*WORK TO BE COMPLETED:* Show every line where "capture" occurs.

*GIVEN ENTRIES:*
☆ ☆ ☆ ☆

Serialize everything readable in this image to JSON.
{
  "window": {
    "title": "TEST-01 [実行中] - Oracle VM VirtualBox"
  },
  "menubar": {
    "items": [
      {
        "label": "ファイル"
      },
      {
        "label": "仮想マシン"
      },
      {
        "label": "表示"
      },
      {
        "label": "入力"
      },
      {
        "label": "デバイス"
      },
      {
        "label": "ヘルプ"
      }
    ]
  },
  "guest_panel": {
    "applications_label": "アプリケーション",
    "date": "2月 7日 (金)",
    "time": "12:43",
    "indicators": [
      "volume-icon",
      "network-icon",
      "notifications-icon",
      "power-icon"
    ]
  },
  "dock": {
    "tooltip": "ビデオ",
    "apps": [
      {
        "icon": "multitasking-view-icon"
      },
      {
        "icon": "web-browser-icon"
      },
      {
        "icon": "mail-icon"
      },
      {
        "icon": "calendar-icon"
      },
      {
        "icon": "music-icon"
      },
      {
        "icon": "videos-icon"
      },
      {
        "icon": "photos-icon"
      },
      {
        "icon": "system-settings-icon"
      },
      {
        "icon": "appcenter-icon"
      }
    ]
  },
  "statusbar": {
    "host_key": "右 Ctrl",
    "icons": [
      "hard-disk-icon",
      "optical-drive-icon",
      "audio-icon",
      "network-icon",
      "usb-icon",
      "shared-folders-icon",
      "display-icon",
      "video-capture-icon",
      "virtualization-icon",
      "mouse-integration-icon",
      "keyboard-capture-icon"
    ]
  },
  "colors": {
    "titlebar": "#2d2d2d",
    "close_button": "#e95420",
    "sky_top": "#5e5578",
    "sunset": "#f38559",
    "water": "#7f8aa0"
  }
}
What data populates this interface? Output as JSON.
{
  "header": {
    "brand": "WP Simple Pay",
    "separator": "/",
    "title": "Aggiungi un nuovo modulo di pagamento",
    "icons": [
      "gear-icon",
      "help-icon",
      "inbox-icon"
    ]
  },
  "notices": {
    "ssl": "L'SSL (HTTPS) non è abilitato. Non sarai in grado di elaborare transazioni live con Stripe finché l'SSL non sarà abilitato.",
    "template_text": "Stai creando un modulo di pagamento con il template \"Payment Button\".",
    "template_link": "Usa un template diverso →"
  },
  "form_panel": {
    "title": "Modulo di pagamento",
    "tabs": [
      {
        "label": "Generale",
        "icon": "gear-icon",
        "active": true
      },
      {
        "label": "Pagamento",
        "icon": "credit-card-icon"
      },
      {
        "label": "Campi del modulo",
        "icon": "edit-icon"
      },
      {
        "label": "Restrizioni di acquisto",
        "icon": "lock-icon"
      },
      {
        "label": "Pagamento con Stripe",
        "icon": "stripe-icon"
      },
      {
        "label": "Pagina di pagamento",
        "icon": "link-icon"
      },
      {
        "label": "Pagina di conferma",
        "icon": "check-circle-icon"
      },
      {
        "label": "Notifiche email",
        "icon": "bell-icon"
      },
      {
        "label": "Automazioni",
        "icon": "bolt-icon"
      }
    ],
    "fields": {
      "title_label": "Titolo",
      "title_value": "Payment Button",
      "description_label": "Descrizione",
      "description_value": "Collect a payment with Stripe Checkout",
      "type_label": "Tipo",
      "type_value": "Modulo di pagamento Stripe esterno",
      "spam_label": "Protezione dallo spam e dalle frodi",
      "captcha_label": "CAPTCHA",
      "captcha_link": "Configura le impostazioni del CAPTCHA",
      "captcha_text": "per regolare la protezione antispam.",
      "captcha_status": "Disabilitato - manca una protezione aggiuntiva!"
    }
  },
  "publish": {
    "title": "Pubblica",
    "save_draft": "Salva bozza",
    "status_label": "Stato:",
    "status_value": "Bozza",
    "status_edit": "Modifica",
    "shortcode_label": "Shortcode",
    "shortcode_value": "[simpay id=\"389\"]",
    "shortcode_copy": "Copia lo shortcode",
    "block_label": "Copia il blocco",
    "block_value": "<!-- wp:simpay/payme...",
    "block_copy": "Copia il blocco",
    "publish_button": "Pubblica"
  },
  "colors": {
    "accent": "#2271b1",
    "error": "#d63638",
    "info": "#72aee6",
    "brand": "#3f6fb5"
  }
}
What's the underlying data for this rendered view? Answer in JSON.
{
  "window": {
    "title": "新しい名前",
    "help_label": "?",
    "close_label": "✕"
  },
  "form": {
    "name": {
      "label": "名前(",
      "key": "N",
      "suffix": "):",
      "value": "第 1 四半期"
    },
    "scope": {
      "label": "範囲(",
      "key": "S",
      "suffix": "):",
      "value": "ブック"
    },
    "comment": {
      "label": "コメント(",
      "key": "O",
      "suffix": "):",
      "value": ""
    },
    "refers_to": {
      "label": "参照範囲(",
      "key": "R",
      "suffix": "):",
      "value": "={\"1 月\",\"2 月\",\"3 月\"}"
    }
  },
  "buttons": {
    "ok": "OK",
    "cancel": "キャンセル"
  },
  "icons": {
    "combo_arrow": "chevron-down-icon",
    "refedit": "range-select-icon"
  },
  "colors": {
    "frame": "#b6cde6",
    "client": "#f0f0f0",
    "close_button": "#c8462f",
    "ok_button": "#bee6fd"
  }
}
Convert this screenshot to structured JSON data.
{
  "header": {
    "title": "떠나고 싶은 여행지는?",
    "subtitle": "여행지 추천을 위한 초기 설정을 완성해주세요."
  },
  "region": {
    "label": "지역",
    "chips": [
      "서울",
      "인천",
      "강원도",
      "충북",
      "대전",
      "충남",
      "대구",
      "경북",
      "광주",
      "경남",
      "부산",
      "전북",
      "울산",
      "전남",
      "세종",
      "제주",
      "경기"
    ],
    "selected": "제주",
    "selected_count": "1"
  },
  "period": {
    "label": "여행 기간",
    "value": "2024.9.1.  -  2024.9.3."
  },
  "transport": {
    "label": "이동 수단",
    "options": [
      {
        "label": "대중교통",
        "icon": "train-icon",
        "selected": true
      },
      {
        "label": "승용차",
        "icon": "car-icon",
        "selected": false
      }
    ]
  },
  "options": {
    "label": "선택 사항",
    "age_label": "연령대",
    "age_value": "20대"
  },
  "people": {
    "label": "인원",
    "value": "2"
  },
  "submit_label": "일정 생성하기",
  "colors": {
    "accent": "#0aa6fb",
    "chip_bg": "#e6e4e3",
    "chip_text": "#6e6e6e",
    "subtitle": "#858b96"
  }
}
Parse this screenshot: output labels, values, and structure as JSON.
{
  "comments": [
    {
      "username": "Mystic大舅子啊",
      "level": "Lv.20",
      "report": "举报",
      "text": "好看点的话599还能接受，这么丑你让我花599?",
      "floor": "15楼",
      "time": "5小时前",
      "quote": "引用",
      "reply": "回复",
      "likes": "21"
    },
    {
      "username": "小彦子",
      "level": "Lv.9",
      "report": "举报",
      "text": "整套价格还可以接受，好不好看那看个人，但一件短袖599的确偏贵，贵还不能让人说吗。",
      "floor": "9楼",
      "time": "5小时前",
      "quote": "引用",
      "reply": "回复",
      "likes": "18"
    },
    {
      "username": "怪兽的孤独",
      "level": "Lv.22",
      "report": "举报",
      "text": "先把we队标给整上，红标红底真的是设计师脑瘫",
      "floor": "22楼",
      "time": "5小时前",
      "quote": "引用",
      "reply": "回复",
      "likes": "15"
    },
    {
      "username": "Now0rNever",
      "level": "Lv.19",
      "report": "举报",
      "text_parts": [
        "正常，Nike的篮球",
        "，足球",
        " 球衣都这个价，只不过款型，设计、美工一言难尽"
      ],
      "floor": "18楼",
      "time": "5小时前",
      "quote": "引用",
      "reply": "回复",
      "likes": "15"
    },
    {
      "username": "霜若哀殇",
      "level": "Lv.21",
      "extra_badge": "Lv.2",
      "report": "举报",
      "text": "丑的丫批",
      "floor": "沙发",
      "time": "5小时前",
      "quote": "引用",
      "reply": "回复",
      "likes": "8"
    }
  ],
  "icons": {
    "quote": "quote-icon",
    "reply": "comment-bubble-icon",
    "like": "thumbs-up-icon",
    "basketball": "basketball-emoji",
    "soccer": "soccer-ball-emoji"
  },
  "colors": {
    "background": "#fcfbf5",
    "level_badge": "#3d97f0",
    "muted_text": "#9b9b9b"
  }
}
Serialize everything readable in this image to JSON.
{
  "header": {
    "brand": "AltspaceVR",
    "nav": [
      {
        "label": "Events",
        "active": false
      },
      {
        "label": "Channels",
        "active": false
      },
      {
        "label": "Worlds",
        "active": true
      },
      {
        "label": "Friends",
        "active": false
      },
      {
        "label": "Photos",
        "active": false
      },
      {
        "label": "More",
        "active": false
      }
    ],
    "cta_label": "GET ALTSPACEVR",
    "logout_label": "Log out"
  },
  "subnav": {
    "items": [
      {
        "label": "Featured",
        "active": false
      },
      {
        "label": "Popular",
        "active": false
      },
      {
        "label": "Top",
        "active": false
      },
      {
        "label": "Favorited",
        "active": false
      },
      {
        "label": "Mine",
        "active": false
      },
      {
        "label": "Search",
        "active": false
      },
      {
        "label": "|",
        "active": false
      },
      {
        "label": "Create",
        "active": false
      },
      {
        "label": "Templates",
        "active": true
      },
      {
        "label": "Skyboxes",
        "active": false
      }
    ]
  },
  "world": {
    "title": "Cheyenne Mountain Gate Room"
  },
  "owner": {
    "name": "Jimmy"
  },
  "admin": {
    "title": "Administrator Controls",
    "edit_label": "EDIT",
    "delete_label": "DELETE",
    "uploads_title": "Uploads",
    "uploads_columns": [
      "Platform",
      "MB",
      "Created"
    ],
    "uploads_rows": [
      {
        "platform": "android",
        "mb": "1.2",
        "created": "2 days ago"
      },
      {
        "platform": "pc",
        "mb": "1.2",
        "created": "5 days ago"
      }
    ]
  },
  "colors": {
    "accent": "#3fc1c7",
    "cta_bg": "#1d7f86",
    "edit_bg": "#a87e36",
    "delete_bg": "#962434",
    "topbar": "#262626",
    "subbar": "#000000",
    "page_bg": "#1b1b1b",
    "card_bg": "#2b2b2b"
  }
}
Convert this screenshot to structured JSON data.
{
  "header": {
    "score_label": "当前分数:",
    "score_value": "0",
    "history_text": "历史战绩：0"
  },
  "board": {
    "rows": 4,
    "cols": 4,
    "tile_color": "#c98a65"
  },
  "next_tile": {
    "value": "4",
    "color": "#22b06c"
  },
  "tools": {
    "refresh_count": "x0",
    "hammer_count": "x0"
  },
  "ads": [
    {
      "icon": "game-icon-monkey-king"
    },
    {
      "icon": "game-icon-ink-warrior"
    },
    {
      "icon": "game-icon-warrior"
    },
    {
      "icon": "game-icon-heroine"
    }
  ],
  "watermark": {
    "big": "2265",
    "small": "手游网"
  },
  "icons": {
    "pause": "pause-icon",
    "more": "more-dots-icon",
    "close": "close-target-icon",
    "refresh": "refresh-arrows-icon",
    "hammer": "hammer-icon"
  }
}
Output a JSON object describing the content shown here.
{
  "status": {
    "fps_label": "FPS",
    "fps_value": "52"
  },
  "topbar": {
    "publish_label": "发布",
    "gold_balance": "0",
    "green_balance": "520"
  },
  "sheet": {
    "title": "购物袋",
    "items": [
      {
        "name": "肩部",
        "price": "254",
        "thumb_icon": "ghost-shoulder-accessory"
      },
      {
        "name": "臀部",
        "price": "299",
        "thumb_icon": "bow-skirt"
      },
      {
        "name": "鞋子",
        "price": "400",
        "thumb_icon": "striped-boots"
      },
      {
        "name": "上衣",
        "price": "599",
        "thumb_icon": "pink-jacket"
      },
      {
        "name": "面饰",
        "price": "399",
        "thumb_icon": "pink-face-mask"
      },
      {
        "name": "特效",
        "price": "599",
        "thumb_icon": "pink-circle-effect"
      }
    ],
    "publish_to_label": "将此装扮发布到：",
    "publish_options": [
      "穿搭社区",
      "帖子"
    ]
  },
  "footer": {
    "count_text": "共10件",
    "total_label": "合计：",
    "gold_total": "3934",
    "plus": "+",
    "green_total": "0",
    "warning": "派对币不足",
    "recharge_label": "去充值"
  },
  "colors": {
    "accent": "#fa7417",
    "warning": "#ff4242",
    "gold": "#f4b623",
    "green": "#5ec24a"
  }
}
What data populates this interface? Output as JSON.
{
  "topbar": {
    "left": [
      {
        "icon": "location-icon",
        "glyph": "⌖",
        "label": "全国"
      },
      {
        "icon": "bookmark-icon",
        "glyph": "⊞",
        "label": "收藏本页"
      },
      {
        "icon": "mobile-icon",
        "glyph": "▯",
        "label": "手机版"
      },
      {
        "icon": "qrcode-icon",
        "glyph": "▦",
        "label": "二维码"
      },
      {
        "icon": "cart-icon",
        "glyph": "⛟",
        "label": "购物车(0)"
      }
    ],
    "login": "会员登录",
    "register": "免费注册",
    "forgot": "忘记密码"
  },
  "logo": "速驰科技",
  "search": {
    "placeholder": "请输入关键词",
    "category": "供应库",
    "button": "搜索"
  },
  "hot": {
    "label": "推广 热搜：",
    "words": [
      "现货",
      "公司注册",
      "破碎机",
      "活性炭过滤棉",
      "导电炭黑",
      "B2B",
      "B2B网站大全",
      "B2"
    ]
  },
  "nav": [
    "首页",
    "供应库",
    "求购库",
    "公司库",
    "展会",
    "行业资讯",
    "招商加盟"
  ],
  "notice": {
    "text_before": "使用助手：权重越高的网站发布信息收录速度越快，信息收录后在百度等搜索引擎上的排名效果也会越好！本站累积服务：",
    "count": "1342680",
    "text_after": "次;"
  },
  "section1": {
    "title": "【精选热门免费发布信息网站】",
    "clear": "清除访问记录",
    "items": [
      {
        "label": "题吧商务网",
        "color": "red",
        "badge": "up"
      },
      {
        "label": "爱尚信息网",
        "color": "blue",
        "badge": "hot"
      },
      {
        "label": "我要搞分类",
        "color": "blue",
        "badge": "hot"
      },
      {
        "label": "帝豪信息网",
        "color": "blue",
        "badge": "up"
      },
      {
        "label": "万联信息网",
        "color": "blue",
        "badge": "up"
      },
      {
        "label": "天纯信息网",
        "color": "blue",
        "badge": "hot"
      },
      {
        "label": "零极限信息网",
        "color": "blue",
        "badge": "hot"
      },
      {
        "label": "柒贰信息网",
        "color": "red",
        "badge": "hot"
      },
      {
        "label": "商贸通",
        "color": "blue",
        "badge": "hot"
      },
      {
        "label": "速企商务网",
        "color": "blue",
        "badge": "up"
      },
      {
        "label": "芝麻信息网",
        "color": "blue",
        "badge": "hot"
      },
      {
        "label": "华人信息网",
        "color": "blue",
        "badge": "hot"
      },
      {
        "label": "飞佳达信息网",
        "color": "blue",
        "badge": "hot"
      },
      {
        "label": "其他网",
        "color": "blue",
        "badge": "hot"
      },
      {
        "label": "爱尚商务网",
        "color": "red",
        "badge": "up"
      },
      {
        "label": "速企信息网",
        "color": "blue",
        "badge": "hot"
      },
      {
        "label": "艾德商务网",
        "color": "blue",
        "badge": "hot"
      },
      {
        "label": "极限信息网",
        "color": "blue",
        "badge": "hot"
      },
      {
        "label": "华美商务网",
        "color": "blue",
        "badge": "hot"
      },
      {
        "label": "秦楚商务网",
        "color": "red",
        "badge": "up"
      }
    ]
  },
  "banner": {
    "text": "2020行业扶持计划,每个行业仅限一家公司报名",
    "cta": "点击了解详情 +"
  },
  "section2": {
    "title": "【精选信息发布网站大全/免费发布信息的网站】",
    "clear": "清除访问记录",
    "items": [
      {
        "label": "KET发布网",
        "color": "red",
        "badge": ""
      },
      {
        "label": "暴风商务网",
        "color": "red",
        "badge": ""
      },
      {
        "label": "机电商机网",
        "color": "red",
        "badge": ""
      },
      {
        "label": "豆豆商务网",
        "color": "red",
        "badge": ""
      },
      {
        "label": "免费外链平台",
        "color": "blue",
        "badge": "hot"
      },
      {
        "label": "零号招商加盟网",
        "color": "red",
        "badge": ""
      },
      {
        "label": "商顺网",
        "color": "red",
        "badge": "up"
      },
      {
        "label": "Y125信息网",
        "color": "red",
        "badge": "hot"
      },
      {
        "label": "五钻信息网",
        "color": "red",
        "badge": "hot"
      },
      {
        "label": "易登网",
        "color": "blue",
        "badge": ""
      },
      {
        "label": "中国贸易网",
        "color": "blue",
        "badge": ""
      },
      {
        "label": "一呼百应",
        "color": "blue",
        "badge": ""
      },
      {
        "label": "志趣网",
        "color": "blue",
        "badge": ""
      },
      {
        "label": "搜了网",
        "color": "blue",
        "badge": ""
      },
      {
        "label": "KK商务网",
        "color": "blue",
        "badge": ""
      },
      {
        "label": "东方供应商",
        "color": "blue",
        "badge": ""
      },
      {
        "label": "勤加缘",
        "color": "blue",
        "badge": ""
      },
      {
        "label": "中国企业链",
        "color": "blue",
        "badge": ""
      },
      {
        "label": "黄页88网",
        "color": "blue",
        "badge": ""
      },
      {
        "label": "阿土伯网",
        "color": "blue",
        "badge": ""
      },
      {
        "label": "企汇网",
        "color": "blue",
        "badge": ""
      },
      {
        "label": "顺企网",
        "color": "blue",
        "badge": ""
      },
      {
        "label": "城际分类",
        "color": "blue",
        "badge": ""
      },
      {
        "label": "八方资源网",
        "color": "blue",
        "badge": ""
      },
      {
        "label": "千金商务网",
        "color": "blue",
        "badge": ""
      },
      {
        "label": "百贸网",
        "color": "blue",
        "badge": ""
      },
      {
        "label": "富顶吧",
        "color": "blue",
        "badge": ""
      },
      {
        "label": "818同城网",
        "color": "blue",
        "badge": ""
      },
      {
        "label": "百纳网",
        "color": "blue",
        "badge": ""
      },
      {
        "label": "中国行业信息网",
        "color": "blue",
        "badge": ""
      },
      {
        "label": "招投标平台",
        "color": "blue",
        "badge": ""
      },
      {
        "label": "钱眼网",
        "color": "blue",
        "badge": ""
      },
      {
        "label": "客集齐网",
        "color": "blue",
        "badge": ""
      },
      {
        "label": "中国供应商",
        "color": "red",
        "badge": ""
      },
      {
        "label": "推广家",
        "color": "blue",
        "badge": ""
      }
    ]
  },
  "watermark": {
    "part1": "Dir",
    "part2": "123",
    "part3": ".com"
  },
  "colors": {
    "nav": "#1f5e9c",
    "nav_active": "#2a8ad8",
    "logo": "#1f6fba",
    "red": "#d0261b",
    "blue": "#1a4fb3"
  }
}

☆ ☆ ☆ ☆

*ANSWER FOR THE TASK:*
      "video-capture-icon",
      "keyboard-capture-icon"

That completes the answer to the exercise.